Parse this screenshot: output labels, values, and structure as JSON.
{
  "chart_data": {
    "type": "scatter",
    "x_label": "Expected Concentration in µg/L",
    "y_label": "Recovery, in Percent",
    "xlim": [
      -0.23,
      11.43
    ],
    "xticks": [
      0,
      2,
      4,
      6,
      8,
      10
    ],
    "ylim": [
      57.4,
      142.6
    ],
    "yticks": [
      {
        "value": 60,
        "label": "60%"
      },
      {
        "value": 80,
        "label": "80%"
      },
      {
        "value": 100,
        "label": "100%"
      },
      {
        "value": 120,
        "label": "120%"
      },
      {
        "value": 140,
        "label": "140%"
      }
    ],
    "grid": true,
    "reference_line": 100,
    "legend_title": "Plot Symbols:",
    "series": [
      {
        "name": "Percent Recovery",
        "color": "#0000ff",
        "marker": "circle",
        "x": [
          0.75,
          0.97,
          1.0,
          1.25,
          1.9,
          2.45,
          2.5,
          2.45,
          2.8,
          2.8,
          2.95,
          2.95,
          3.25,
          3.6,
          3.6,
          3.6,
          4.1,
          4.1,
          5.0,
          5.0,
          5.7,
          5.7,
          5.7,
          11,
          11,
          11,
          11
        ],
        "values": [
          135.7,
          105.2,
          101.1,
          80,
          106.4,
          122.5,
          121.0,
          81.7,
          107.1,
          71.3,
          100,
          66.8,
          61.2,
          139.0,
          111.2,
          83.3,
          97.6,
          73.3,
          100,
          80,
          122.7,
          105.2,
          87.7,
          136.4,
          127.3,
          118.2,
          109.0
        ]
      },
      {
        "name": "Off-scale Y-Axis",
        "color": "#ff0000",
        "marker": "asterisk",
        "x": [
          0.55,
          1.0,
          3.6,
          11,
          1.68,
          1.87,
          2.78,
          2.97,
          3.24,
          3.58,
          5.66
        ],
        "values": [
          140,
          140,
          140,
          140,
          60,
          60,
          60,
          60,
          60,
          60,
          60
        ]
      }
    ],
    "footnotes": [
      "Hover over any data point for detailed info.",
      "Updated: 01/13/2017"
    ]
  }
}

-- -- --

Task brief:
Find every line that has "Percent" in it, then return those lines.

Response to this exercise:
    "y_label": "Recovery, in Percent",
        "name": "Percent Recovery",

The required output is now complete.